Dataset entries
[BEGIN]

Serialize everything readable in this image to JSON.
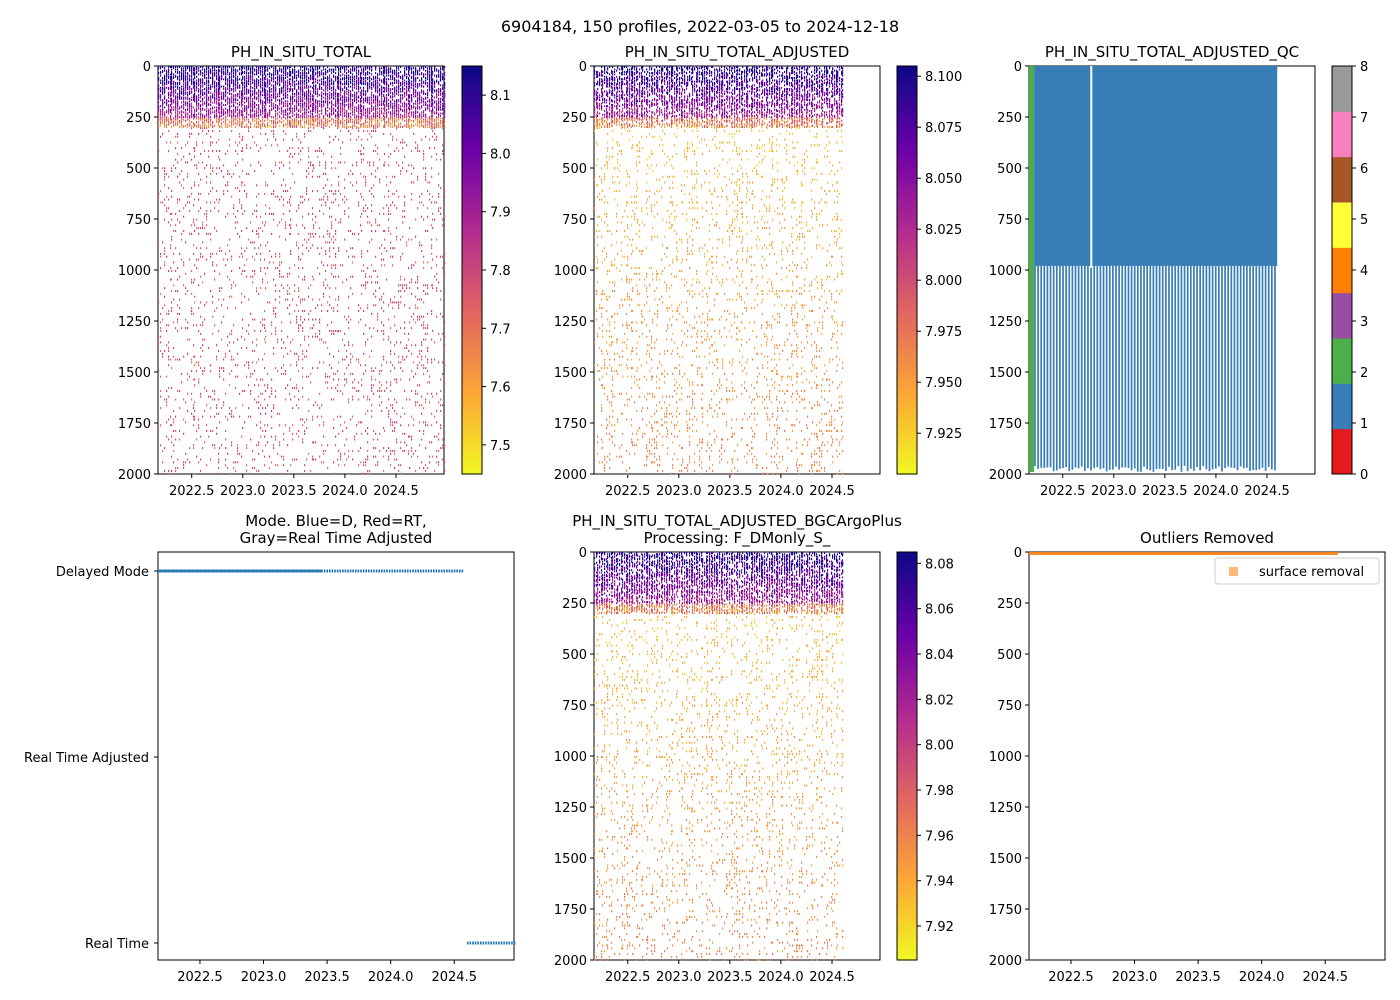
{
  "figure": {
    "suptitle": "6904184, 150 profiles, 2022-03-05 to 2024-12-18"
  },
  "colors": {
    "plasma_stops": [
      "#f0f921",
      "#fca636",
      "#e16462",
      "#b12a90",
      "#6a00a8",
      "#0d0887"
    ],
    "qc_colors": [
      "#e41a1c",
      "#377eb8",
      "#4daf4a",
      "#984ea3",
      "#ff7f00",
      "#ffff33",
      "#a65628",
      "#f781bf",
      "#999999"
    ],
    "mode_dots": "#1f77b4",
    "outlier": "#ff7f0e"
  },
  "chart_data": [
    {
      "id": "p1",
      "type": "heatmap",
      "title": "PH_IN_SITU_TOTAL",
      "xlim": [
        2022.17,
        2024.97
      ],
      "ylim": [
        2000,
        0
      ],
      "xticks": [
        "2022.5",
        "2023.0",
        "2023.5",
        "2024.0",
        "2024.5"
      ],
      "yticks": [
        "0",
        "250",
        "500",
        "750",
        "1000",
        "1250",
        "1500",
        "1750",
        "2000"
      ],
      "data_xrange": [
        2022.17,
        2024.97
      ],
      "colorbar": {
        "min": 7.45,
        "max": 8.15,
        "ticks": [
          "7.5",
          "7.6",
          "7.7",
          "7.8",
          "7.9",
          "8.0",
          "8.1"
        ]
      }
    },
    {
      "id": "p2",
      "type": "heatmap",
      "title": "PH_IN_SITU_TOTAL_ADJUSTED",
      "xlim": [
        2022.17,
        2024.97
      ],
      "ylim": [
        2000,
        0
      ],
      "xticks": [
        "2022.5",
        "2023.0",
        "2023.5",
        "2024.0",
        "2024.5"
      ],
      "yticks": [
        "0",
        "250",
        "500",
        "750",
        "1000",
        "1250",
        "1500",
        "1750",
        "2000"
      ],
      "data_xrange": [
        2022.17,
        2024.6
      ],
      "colorbar": {
        "min": 7.905,
        "max": 8.105,
        "ticks": [
          "7.925",
          "7.950",
          "7.975",
          "8.000",
          "8.025",
          "8.050",
          "8.075",
          "8.100"
        ]
      }
    },
    {
      "id": "p3",
      "type": "heatmap",
      "title": "PH_IN_SITU_TOTAL_ADJUSTED_QC",
      "xlim": [
        2022.17,
        2024.97
      ],
      "ylim": [
        2000,
        0
      ],
      "xticks": [
        "2022.5",
        "2023.0",
        "2023.5",
        "2024.0",
        "2024.5"
      ],
      "yticks": [
        "0",
        "250",
        "500",
        "750",
        "1000",
        "1250",
        "1500",
        "1750",
        "2000"
      ],
      "qc_good_xrange": [
        2022.17,
        2022.22
      ],
      "qc_probably_bad_xrange": [
        2022.22,
        2024.6
      ],
      "qc_solid_to_depth": 980,
      "qc_max_depth": 1990,
      "colorbar": {
        "min": 0,
        "max": 8,
        "ticks": [
          "0",
          "1",
          "2",
          "3",
          "4",
          "5",
          "6",
          "7",
          "8"
        ]
      }
    },
    {
      "id": "p4",
      "type": "scatter",
      "title": "Mode. Blue=D, Red=RT,\nGray=Real Time Adjusted",
      "xlim": [
        2022.17,
        2024.97
      ],
      "xticks": [
        "2022.5",
        "2023.0",
        "2023.5",
        "2024.0",
        "2024.5"
      ],
      "categories": [
        "Delayed Mode",
        "Real Time Adjusted",
        "Real Time"
      ],
      "series": [
        {
          "name": "Delayed Mode",
          "x_ranges": [
            [
              2022.17,
              2024.57
            ]
          ]
        },
        {
          "name": "Real Time",
          "x_ranges": [
            [
              2024.6,
              2024.97
            ]
          ]
        }
      ]
    },
    {
      "id": "p5",
      "type": "heatmap",
      "title": "PH_IN_SITU_TOTAL_ADJUSTED_BGCArgoPlus\nProcessing: F_DMonly_S_",
      "xlim": [
        2022.17,
        2024.97
      ],
      "ylim": [
        2000,
        0
      ],
      "xticks": [
        "2022.5",
        "2023.0",
        "2023.5",
        "2024.0",
        "2024.5"
      ],
      "yticks": [
        "0",
        "250",
        "500",
        "750",
        "1000",
        "1250",
        "1500",
        "1750",
        "2000"
      ],
      "data_xrange": [
        2022.17,
        2024.6
      ],
      "colorbar": {
        "min": 7.905,
        "max": 8.085,
        "ticks": [
          "7.92",
          "7.94",
          "7.96",
          "7.98",
          "8.00",
          "8.02",
          "8.04",
          "8.06",
          "8.08"
        ]
      }
    },
    {
      "id": "p6",
      "type": "scatter",
      "title": "Outliers Removed",
      "xlim": [
        2022.17,
        2024.97
      ],
      "ylim": [
        2000,
        0
      ],
      "xticks": [
        "2022.5",
        "2023.0",
        "2023.5",
        "2024.0",
        "2024.5"
      ],
      "yticks": [
        "0",
        "250",
        "500",
        "750",
        "1000",
        "1250",
        "1500",
        "1750",
        "2000"
      ],
      "series": [
        {
          "name": "surface removal",
          "x_range": [
            2022.17,
            2024.6
          ],
          "depth_range": [
            0,
            10
          ]
        }
      ],
      "legend": {
        "position": "top-right",
        "label": "surface removal"
      }
    }
  ]
}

[END]

_TASK BRIEF_
Copy the whole of the material above exactly, but not its images.

_RESPONSE_
Serialize everything readable in this image to JSON.
{
  "figure": {
    "suptitle": "6904184, 150 profiles, 2022-03-05 to 2024-12-18"
  },
  "colors": {
    "plasma_stops": [
      "#f0f921",
      "#fca636",
      "#e16462",
      "#b12a90",
      "#6a00a8",
      "#0d0887"
    ],
    "qc_colors": [
      "#e41a1c",
      "#377eb8",
      "#4daf4a",
      "#984ea3",
      "#ff7f00",
      "#ffff33",
      "#a65628",
      "#f781bf",
      "#999999"
    ],
    "mode_dots": "#1f77b4",
    "outlier": "#ff7f0e"
  },
  "chart_data": [
    {
      "id": "p1",
      "type": "heatmap",
      "title": "PH_IN_SITU_TOTAL",
      "xlim": [
        2022.17,
        2024.97
      ],
      "ylim": [
        2000,
        0
      ],
      "xticks": [
        "2022.5",
        "2023.0",
        "2023.5",
        "2024.0",
        "2024.5"
      ],
      "yticks": [
        "0",
        "250",
        "500",
        "750",
        "1000",
        "1250",
        "1500",
        "1750",
        "2000"
      ],
      "data_xrange": [
        2022.17,
        2024.97
      ],
      "colorbar": {
        "min": 7.45,
        "max": 8.15,
        "ticks": [
          "7.5",
          "7.6",
          "7.7",
          "7.8",
          "7.9",
          "8.0",
          "8.1"
        ]
      }
    },
    {
      "id": "p2",
      "type": "heatmap",
      "title": "PH_IN_SITU_TOTAL_ADJUSTED",
      "xlim": [
        2022.17,
        2024.97
      ],
      "ylim": [
        2000,
        0
      ],
      "xticks": [
        "2022.5",
        "2023.0",
        "2023.5",
        "2024.0",
        "2024.5"
      ],
      "yticks": [
        "0",
        "250",
        "500",
        "750",
        "1000",
        "1250",
        "1500",
        "1750",
        "2000"
      ],
      "data_xrange": [
        2022.17,
        2024.6
      ],
      "colorbar": {
        "min": 7.905,
        "max": 8.105,
        "ticks": [
          "7.925",
          "7.950",
          "7.975",
          "8.000",
          "8.025",
          "8.050",
          "8.075",
          "8.100"
        ]
      }
    },
    {
      "id": "p3",
      "type": "heatmap",
      "title": "PH_IN_SITU_TOTAL_ADJUSTED_QC",
      "xlim": [
        2022.17,
        2024.97
      ],
      "ylim": [
        2000,
        0
      ],
      "xticks": [
        "2022.5",
        "2023.0",
        "2023.5",
        "2024.0",
        "2024.5"
      ],
      "yticks": [
        "0",
        "250",
        "500",
        "750",
        "1000",
        "1250",
        "1500",
        "1750",
        "2000"
      ],
      "qc_good_xrange": [
        2022.17,
        2022.22
      ],
      "qc_probably_bad_xrange": [
        2022.22,
        2024.6
      ],
      "qc_solid_to_depth": 980,
      "qc_max_depth": 1990,
      "colorbar": {
        "min": 0,
        "max": 8,
        "ticks": [
          "0",
          "1",
          "2",
          "3",
          "4",
          "5",
          "6",
          "7",
          "8"
        ]
      }
    },
    {
      "id": "p4",
      "type": "scatter",
      "title": "Mode. Blue=D, Red=RT,\nGray=Real Time Adjusted",
      "xlim": [
        2022.17,
        2024.97
      ],
      "xticks": [
        "2022.5",
        "2023.0",
        "2023.5",
        "2024.0",
        "2024.5"
      ],
      "categories": [
        "Delayed Mode",
        "Real Time Adjusted",
        "Real Time"
      ],
      "series": [
        {
          "name": "Delayed Mode",
          "x_ranges": [
            [
              2022.17,
              2024.57
            ]
          ]
        },
        {
          "name": "Real Time",
          "x_ranges": [
            [
              2024.6,
              2024.97
            ]
          ]
        }
      ]
    },
    {
      "id": "p5",
      "type": "heatmap",
      "title": "PH_IN_SITU_TOTAL_ADJUSTED_BGCArgoPlus\nProcessing: F_DMonly_S_",
      "xlim": [
        2022.17,
        2024.97
      ],
      "ylim": [
        2000,
        0
      ],
      "xticks": [
        "2022.5",
        "2023.0",
        "2023.5",
        "2024.0",
        "2024.5"
      ],
      "yticks": [
        "0",
        "250",
        "500",
        "750",
        "1000",
        "1250",
        "1500",
        "1750",
        "2000"
      ],
      "data_xrange": [
        2022.17,
        2024.6
      ],
      "colorbar": {
        "min": 7.905,
        "max": 8.085,
        "ticks": [
          "7.92",
          "7.94",
          "7.96",
          "7.98",
          "8.00",
          "8.02",
          "8.04",
          "8.06",
          "8.08"
        ]
      }
    },
    {
      "id": "p6",
      "type": "scatter",
      "title": "Outliers Removed",
      "xlim": [
        2022.17,
        2024.97
      ],
      "ylim": [
        2000,
        0
      ],
      "xticks": [
        "2022.5",
        "2023.0",
        "2023.5",
        "2024.0",
        "2024.5"
      ],
      "yticks": [
        "0",
        "250",
        "500",
        "750",
        "1000",
        "1250",
        "1500",
        "1750",
        "2000"
      ],
      "series": [
        {
          "name": "surface removal",
          "x_range": [
            2022.17,
            2024.6
          ],
          "depth_range": [
            0,
            10
          ]
        }
      ],
      "legend": {
        "position": "top-right",
        "label": "surface removal"
      }
    }
  ]
}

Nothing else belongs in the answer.